→ RECORDS FOR PROCESSING
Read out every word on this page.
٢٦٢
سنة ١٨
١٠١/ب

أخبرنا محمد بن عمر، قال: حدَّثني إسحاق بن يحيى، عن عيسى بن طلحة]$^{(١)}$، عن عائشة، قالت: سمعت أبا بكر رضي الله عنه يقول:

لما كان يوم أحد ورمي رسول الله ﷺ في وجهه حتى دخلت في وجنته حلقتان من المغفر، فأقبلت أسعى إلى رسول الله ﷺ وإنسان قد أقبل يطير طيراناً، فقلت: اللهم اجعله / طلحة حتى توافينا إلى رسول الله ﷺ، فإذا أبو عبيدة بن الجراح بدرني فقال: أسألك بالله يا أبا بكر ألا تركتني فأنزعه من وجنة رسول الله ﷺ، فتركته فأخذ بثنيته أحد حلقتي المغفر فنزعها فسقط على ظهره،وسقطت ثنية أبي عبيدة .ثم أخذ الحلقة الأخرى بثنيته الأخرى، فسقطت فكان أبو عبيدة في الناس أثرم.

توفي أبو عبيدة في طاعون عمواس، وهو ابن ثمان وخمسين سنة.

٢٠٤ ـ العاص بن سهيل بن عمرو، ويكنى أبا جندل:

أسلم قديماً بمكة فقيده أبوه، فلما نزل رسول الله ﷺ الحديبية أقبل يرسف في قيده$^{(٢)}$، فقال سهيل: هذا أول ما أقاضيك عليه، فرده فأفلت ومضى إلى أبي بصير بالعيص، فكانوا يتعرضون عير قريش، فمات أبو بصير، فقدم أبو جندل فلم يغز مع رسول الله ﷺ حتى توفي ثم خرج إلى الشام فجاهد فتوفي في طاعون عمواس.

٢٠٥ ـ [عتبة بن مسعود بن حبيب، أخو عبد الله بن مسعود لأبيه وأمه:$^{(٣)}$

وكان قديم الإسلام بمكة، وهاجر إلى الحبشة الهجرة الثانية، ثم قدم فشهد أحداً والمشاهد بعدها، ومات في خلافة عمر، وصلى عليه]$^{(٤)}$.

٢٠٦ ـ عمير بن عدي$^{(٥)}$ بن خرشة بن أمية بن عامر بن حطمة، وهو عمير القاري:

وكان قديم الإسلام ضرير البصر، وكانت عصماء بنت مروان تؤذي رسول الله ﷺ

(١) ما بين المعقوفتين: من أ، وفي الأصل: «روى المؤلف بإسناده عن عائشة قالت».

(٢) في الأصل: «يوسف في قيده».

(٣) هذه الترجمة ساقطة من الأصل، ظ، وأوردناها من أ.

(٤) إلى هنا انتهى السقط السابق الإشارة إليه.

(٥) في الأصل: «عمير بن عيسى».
...
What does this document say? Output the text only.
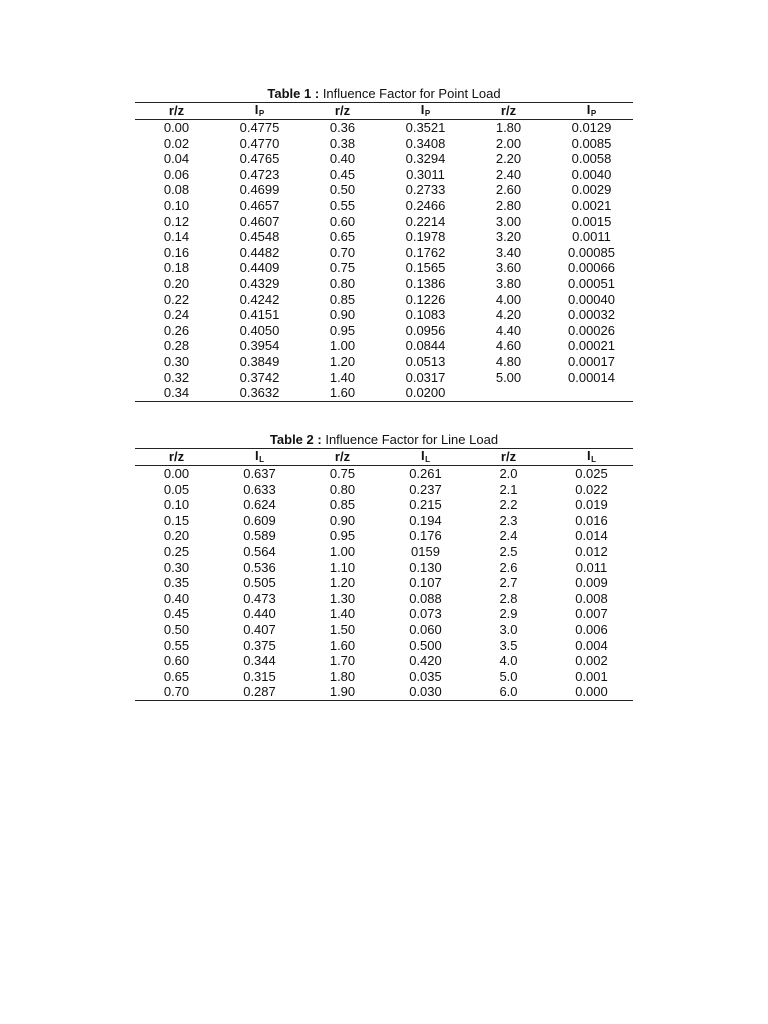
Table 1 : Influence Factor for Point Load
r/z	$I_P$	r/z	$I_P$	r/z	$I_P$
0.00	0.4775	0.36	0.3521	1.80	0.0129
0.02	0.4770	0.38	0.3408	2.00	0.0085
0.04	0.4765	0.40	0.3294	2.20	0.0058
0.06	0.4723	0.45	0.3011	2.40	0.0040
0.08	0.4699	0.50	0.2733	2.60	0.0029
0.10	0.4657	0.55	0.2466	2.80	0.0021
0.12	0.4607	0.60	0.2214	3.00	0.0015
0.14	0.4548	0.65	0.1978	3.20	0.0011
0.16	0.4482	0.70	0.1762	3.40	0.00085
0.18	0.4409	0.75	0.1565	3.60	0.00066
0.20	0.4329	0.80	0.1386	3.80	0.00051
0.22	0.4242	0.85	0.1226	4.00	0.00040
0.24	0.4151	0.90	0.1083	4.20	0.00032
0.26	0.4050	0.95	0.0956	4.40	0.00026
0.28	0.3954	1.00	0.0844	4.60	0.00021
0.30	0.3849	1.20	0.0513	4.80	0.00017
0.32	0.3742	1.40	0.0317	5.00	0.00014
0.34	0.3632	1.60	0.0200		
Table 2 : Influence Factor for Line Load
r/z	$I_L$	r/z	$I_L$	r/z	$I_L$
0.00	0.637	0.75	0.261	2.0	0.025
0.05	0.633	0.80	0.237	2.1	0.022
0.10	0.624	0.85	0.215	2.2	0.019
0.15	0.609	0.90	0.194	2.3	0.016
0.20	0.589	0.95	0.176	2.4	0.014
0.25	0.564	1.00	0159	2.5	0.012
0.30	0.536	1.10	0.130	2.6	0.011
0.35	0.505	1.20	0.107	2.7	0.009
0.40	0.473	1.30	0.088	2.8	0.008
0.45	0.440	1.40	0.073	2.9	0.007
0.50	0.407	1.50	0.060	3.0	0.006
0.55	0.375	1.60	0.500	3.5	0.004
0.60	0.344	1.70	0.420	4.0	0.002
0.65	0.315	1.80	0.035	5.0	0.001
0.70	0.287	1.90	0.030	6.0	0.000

→ EXERCISE BRIEF
Within the listing above, copy each line that has the string "عمير".

→ WRITTEN ANSWER
٢٠٦ ـ عمير بن عدي$^{(٥)}$ بن خرشة بن أمية بن عامر بن حطمة، وهو عمير القاري:
(٥) في الأصل: «عمير بن عيسى».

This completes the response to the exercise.